Start WORKING DATA

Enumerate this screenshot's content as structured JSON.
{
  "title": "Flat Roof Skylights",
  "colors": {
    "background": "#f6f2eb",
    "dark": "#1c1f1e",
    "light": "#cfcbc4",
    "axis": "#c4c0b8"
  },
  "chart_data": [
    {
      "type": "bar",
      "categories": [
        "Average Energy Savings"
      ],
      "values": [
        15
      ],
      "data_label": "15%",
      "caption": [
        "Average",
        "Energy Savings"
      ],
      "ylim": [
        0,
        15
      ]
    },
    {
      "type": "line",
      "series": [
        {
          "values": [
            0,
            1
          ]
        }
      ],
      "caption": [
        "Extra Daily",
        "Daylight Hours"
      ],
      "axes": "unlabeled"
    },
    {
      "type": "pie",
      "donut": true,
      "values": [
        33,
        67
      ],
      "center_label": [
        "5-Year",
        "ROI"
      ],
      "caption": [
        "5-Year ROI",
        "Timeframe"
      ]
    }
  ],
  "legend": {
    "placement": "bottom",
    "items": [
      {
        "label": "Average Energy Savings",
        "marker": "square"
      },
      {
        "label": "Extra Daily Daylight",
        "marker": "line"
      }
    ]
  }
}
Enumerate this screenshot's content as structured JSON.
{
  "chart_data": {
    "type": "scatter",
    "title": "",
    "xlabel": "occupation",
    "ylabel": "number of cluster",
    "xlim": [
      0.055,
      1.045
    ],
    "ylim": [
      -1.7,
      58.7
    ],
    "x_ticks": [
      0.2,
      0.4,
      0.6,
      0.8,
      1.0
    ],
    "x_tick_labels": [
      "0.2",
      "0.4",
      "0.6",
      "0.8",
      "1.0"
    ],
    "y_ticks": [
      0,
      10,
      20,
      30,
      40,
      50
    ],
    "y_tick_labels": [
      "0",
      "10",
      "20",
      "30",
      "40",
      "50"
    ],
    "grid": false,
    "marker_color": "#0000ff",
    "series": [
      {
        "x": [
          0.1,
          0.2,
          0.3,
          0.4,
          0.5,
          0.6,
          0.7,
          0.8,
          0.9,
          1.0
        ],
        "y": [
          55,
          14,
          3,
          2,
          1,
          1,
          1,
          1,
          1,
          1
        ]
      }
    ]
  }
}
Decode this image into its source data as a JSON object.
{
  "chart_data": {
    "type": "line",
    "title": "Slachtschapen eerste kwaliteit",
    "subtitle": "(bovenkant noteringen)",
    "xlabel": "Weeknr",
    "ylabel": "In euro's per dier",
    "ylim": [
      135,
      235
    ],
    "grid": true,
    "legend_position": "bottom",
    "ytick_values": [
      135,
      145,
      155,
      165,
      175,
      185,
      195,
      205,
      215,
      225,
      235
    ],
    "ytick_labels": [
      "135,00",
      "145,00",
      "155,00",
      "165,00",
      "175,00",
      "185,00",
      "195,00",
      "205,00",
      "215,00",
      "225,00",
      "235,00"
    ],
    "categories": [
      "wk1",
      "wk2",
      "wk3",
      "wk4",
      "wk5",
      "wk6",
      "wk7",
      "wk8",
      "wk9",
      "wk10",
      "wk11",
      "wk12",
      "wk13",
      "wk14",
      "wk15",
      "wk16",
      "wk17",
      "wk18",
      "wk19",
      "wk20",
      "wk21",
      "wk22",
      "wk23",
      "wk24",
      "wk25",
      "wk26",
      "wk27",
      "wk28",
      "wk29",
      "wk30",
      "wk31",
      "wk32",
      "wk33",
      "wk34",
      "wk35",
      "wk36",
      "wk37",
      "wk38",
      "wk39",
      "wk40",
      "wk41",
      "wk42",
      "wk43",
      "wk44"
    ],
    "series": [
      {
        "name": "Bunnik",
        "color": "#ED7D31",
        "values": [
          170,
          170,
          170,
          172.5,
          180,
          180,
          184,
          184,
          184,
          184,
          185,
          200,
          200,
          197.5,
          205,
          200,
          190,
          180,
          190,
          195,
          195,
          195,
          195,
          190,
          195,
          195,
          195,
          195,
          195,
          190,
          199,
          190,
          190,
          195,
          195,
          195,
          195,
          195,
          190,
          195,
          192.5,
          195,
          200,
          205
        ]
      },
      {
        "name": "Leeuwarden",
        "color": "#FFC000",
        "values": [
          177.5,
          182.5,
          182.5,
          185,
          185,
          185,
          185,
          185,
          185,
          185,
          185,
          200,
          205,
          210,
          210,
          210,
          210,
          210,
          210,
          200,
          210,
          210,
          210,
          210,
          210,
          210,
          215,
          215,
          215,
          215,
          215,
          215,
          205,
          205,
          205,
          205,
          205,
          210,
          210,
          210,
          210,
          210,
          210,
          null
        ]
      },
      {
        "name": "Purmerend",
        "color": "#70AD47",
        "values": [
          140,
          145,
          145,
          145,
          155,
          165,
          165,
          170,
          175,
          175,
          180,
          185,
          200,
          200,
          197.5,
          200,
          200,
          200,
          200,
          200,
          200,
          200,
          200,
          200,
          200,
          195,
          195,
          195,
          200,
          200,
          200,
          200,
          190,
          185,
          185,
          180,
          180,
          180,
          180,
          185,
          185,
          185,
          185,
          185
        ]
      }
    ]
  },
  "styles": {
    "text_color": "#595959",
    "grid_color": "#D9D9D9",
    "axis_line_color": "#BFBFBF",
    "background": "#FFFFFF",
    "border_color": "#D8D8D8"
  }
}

End WORKING DATA

# [WRITTEN REQUEST]
Produce an exact copy of the whole listing.

# [CORRECT ANSWER]
Enumerate this screenshot's content as structured JSON.
{
  "title": "Flat Roof Skylights",
  "colors": {
    "background": "#f6f2eb",
    "dark": "#1c1f1e",
    "light": "#cfcbc4",
    "axis": "#c4c0b8"
  },
  "chart_data": [
    {
      "type": "bar",
      "categories": [
        "Average Energy Savings"
      ],
      "values": [
        15
      ],
      "data_label": "15%",
      "caption": [
        "Average",
        "Energy Savings"
      ],
      "ylim": [
        0,
        15
      ]
    },
    {
      "type": "line",
      "series": [
        {
          "values": [
            0,
            1
          ]
        }
      ],
      "caption": [
        "Extra Daily",
        "Daylight Hours"
      ],
      "axes": "unlabeled"
    },
    {
      "type": "pie",
      "donut": true,
      "values": [
        33,
        67
      ],
      "center_label": [
        "5-Year",
        "ROI"
      ],
      "caption": [
        "5-Year ROI",
        "Timeframe"
      ]
    }
  ],
  "legend": {
    "placement": "bottom",
    "items": [
      {
        "label": "Average Energy Savings",
        "marker": "square"
      },
      {
        "label": "Extra Daily Daylight",
        "marker": "line"
      }
    ]
  }
}
Enumerate this screenshot's content as structured JSON.
{
  "chart_data": {
    "type": "scatter",
    "title": "",
    "xlabel": "occupation",
    "ylabel": "number of cluster",
    "xlim": [
      0.055,
      1.045
    ],
    "ylim": [
      -1.7,
      58.7
    ],
    "x_ticks": [
      0.2,
      0.4,
      0.6,
      0.8,
      1.0
    ],
    "x_tick_labels": [
      "0.2",
      "0.4",
      "0.6",
      "0.8",
      "1.0"
    ],
    "y_ticks": [
      0,
      10,
      20,
      30,
      40,
      50
    ],
    "y_tick_labels": [
      "0",
      "10",
      "20",
      "30",
      "40",
      "50"
    ],
    "grid": false,
    "marker_color": "#0000ff",
    "series": [
      {
        "x": [
          0.1,
          0.2,
          0.3,
          0.4,
          0.5,
          0.6,
          0.7,
          0.8,
          0.9,
          1.0
        ],
        "y": [
          55,
          14,
          3,
          2,
          1,
          1,
          1,
          1,
          1,
          1
        ]
      }
    ]
  }
}
Decode this image into its source data as a JSON object.
{
  "chart_data": {
    "type": "line",
    "title": "Slachtschapen eerste kwaliteit",
    "subtitle": "(bovenkant noteringen)",
    "xlabel": "Weeknr",
    "ylabel": "In euro's per dier",
    "ylim": [
      135,
      235
    ],
    "grid": true,
    "legend_position": "bottom",
    "ytick_values": [
      135,
      145,
      155,
      165,
      175,
      185,
      195,
      205,
      215,
      225,
      235
    ],
    "ytick_labels": [
      "135,00",
      "145,00",
      "155,00",
      "165,00",
      "175,00",
      "185,00",
      "195,00",
      "205,00",
      "215,00",
      "225,00",
      "235,00"
    ],
    "categories": [
      "wk1",
      "wk2",
      "wk3",
      "wk4",
      "wk5",
      "wk6",
      "wk7",
      "wk8",
      "wk9",
      "wk10",
      "wk11",
      "wk12",
      "wk13",
      "wk14",
      "wk15",
      "wk16",
      "wk17",
      "wk18",
      "wk19",
      "wk20",
      "wk21",
      "wk22",
      "wk23",
      "wk24",
      "wk25",
      "wk26",
      "wk27",
      "wk28",
      "wk29",
      "wk30",
      "wk31",
      "wk32",
      "wk33",
      "wk34",
      "wk35",
      "wk36",
      "wk37",
      "wk38",
      "wk39",
      "wk40",
      "wk41",
      "wk42",
      "wk43",
      "wk44"
    ],
    "series": [
      {
        "name": "Bunnik",
        "color": "#ED7D31",
        "values": [
          170,
          170,
          170,
          172.5,
          180,
          180,
          184,
          184,
          184,
          184,
          185,
          200,
          200,
          197.5,
          205,
          200,
          190,
          180,
          190,
          195,
          195,
          195,
          195,
          190,
          195,
          195,
          195,
          195,
          195,
          190,
          199,
          190,
          190,
          195,
          195,
          195,
          195,
          195,
          190,
          195,
          192.5,
          195,
          200,
          205
        ]
      },
      {
        "name": "Leeuwarden",
        "color": "#FFC000",
        "values": [
          177.5,
          182.5,
          182.5,
          185,
          185,
          185,
          185,
          185,
          185,
          185,
          185,
          200,
          205,
          210,
          210,
          210,
          210,
          210,
          210,
          200,
          210,
          210,
          210,
          210,
          210,
          210,
          215,
          215,
          215,
          215,
          215,
          215,
          205,
          205,
          205,
          205,
          205,
          210,
          210,
          210,
          210,
          210,
          210,
          null
        ]
      },
      {
        "name": "Purmerend",
        "color": "#70AD47",
        "values": [
          140,
          145,
          145,
          145,
          155,
          165,
          165,
          170,
          175,
          175,
          180,
          185,
          200,
          200,
          197.5,
          200,
          200,
          200,
          200,
          200,
          200,
          200,
          200,
          200,
          200,
          195,
          195,
          195,
          200,
          200,
          200,
          200,
          190,
          185,
          185,
          180,
          180,
          180,
          180,
          185,
          185,
          185,
          185,
          185
        ]
      }
    ]
  },
  "styles": {
    "text_color": "#595959",
    "grid_color": "#D9D9D9",
    "axis_line_color": "#BFBFBF",
    "background": "#FFFFFF",
    "border_color": "#D8D8D8"
  }
}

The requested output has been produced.